== Actions to take ==
[1] Reproduce the passage on Soviet-era governance in Kazakhstan and Central Asia between "In private life" and "Judaic and pagan).", inclusive.
[2] List every group of people that the passage on Soviet-era governance in Kazakhstan and Central Asia counts among the "elders" whose advice voters followed.

The formal government systems in Kazakhstan and
Central Asian republics looked Soviet, but in actual fact the
governance ran along two tracks: the formal track of the Soviet
party system and the informal track of the regional and clan
system. The Central Committee of the Communist Party gave adequate
evaluations of the situation and tried to change it, not so much
through eradicating tradition, but as learning to use local
tradition to control the situation.

By the second half of the 20th century this part of
the Soviet Union had developed a “dual” public-political system –
much earlier than other Soviet regions. Two somewhat independent
ways of life co-existed within local communities. The first one
reflected the Soviet (modern) lifestyle, while the second one was
tribal/clan, ethnic/group, and regional (i.e. traditional) in
nature. The second lifestyle was comprised of customs, legal
precedents, codes of behavioral prohibitions and rules, and
religious procedures. The habit of receiving higher education,
engaging in economic, public and political activities, and having
skills in arranging elections was a manifestation of the first
lifestyle.

In private life people reciprocally moved from one
lifestyle to another. The secular was combined with the religious –
Islamic, pre-Islamic and non-Islamic (Christian, Judaic and pagan).
In the modern market business it is customary to help one’s
unqualified relatives and fellow countrymen find employment.

The Western-consumption lifestyle was combined with
the traditional way of life. In politics it manifested itself after
1991 as a habit of taking part in elections and political struggle,
and voting in accordance with the advice of the “elders;” i.e.
officials, clan or group leaders, Muslim clerics and elder male
relatives.

== Information shown ==
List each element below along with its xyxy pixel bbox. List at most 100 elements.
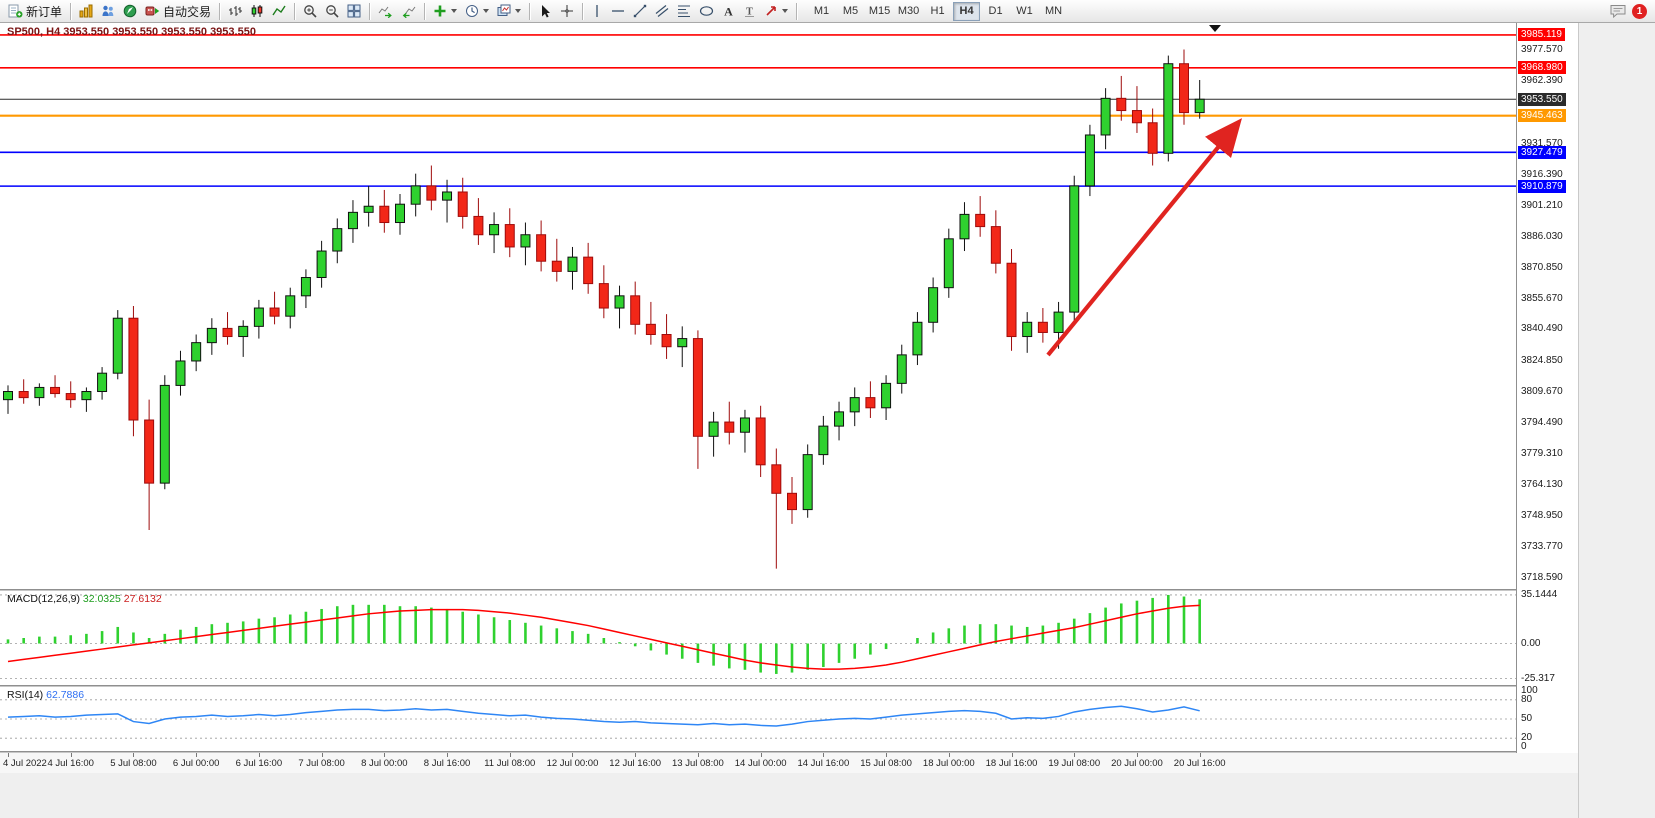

== Worked solutions ==
[1]
In private life people reciprocally moved from one
lifestyle to another. The secular was combined with the religious –
Islamic, pre-Islamic and non-Islamic (Christian, Judaic and pagan).

[2]
- Officials
- Clan or group leaders
- Muslim clerics
- Elder male relatives